Exercise requirements:
Transcribe all the entries word for word, but omit the images.

Document page records:
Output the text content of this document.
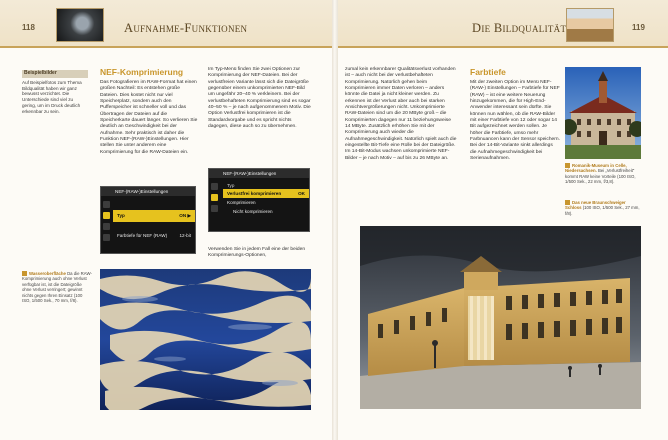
118	Aufnahme-Funktionen	Die Bildqualität	119
Beispielbilder

Auf Beispielfotos zum Thema Bildqualität haben wir ganz bewusst verzichtet. Die Unterschiede sind viel zu gering, um im Druck deutlich erkennbar zu sein.

NEF-Komprimierung

Das Fotografieren im RAW-Format hat einen großen Nachteil: Es entstehen große Dateien. Dies kostet nicht nur viel Speicherplatz, sondern auch den Pufferspeicher ist schneller voll und das Übertragen der Dateien auf die Speicherkarte dauert länger. So verlieren Sie deutlich an Geschwindigkeit bei der Aufnahme. Sehr praktisch ist daher die Funktion NEF-(RAW-)Einstellungen. Hier stellen Sie unter anderem eine Komprimierung für die RAW-Dateien ein.

Im Typ-Menü finden Sie zwei Optionen zur Komprimierung der NEF-Dateien. Bei der verlustfreien Variante lässt sich die Dateigröße gegenüber einem unkomprimierten NEF-Bild um ungefähr 20–40 % verkleinern. Bei der verlustbehafteten Komprimierung sind es sogar 40–50 % – je nach aufgenommenem Motiv. Die Option Verlustfrei komprimieren ist die Standardvorgabe und es spricht nichts dagegen, diese auch so zu übernehmen.

Verwenden Sie in jedem Fall eine der beiden Komprimierungs-Optionen,

NEF-(RAW-)Einstellungen
Typ	ON ▶
Farbtiefe für NEF (RAW)	12-bit
NEF-(RAW-)Einstellungen
Typ
Verlustfrei komprimieren	OK
Komprimieren
Nicht komprimieren
Wasseroberfläche Da die RAW-Komprimierung auch ohne Verlust verfügbar ist, ist die Dateigröße ohne Verlust verringert; gewinnt nichts gegen Ihren Einsatz (100 ISO, 1/500 Sek., 70 mm, f/8).

zumal kein erkennbarer Qualitätsverlust vorhanden ist – auch nicht bei der verlustbehafteten Komprimierung. Natürlich gehen beim Komprimieren immer Daten verloren – anders könnte die Datei ja nicht kleiner werden. Zu erkennen ist der Verlust aber auch bei starken Ansichtvergrößerungen nicht. Unkomprimierte RAW-Dateien sind um die 20 MByte groß – die Komprimierten dagegen nur 11 beziehungsweise 14 MByte. Zusätzlich erhöhen Sie mit der Komprimierung auch wieder die Aufnahmegeschwindigkeit. Natürlich spielt auch die eingestellte Bit-Tiefe eine Rolle bei der Dateigröße. Im 14-Bit-Modus wachsen unkomprimierte NEF-Bilder – je nach Motiv – auf bis zu 26 MByte an.

Farbtiefe

Mit der zweiten Option im Menü NEF-(RAW-) Einstellungen – Farbtiefe für NEF (RAW) – ist eine weitere Neuerung hinzugekommen, die für High-End-Anwender interessant sein dürfte. Sie können nun wählen, ob die RAW-Bilder mit einer Farbtiefe von 12 oder sogar 14 Bit aufgezeichnet werden sollen. Je höher die Farbtiefe, umso mehr Farbnuancen kann der Sensor speichern. Bei der 14-Bit-Variante sinkt allerdings die Aufnahmegeschwindigkeit bei Serienaufnahmen.

Romanik-Museum in Celle, Niedersachsen. Bei „Verlustfreiheit“ kommt RAW keine Vorteile (100 ISO, 1/500 Sek., 22 mm, f/3,8).
Das neue Braunschweiger Schloss (100 ISO, 1/500 Sek., 27 mm, f/8).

Answer:
Output the text content of this document.
118	Aufnahme-Funktionen	Die Bildqualität	119
Beispielbilder

Auf Beispielfotos zum Thema Bildqualität haben wir ganz bewusst verzichtet. Die Unterschiede sind viel zu gering, um im Druck deutlich erkennbar zu sein.

NEF-Komprimierung

Das Fotografieren im RAW-Format hat einen großen Nachteil: Es entstehen große Dateien. Dies kostet nicht nur viel Speicherplatz, sondern auch den Pufferspeicher ist schneller voll und das Übertragen der Dateien auf die Speicherkarte dauert länger. So verlieren Sie deutlich an Geschwindigkeit bei der Aufnahme. Sehr praktisch ist daher die Funktion NEF-(RAW-)Einstellungen. Hier stellen Sie unter anderem eine Komprimierung für die RAW-Dateien ein.

Im Typ-Menü finden Sie zwei Optionen zur Komprimierung der NEF-Dateien. Bei der verlustfreien Variante lässt sich die Dateigröße gegenüber einem unkomprimierten NEF-Bild um ungefähr 20–40 % verkleinern. Bei der verlustbehafteten Komprimierung sind es sogar 40–50 % – je nach aufgenommenem Motiv. Die Option Verlustfrei komprimieren ist die Standardvorgabe und es spricht nichts dagegen, diese auch so zu übernehmen.

Verwenden Sie in jedem Fall eine der beiden Komprimierungs-Optionen,

NEF-(RAW-)Einstellungen
Typ	ON ▶
Farbtiefe für NEF (RAW)	12-bit
NEF-(RAW-)Einstellungen
Typ
Verlustfrei komprimieren	OK
Komprimieren
Nicht komprimieren
Wasseroberfläche Da die RAW-Komprimierung auch ohne Verlust verfügbar ist, ist die Dateigröße ohne Verlust verringert; gewinnt nichts gegen Ihren Einsatz (100 ISO, 1/500 Sek., 70 mm, f/8).

zumal kein erkennbarer Qualitätsverlust vorhanden ist – auch nicht bei der verlustbehafteten Komprimierung. Natürlich gehen beim Komprimieren immer Daten verloren – anders könnte die Datei ja nicht kleiner werden. Zu erkennen ist der Verlust aber auch bei starken Ansichtvergrößerungen nicht. Unkomprimierte RAW-Dateien sind um die 20 MByte groß – die Komprimierten dagegen nur 11 beziehungsweise 14 MByte. Zusätzlich erhöhen Sie mit der Komprimierung auch wieder die Aufnahmegeschwindigkeit. Natürlich spielt auch die eingestellte Bit-Tiefe eine Rolle bei der Dateigröße. Im 14-Bit-Modus wachsen unkomprimierte NEF-Bilder – je nach Motiv – auf bis zu 26 MByte an.

Farbtiefe

Mit der zweiten Option im Menü NEF-(RAW-) Einstellungen – Farbtiefe für NEF (RAW) – ist eine weitere Neuerung hinzugekommen, die für High-End-Anwender interessant sein dürfte. Sie können nun wählen, ob die RAW-Bilder mit einer Farbtiefe von 12 oder sogar 14 Bit aufgezeichnet werden sollen. Je höher die Farbtiefe, umso mehr Farbnuancen kann der Sensor speichern. Bei der 14-Bit-Variante sinkt allerdings die Aufnahmegeschwindigkeit bei Serienaufnahmen.

Romanik-Museum in Celle, Niedersachsen. Bei „Verlustfreiheit“ kommt RAW keine Vorteile (100 ISO, 1/500 Sek., 22 mm, f/3,8).
Das neue Braunschweiger Schloss (100 ISO, 1/500 Sek., 27 mm, f/8).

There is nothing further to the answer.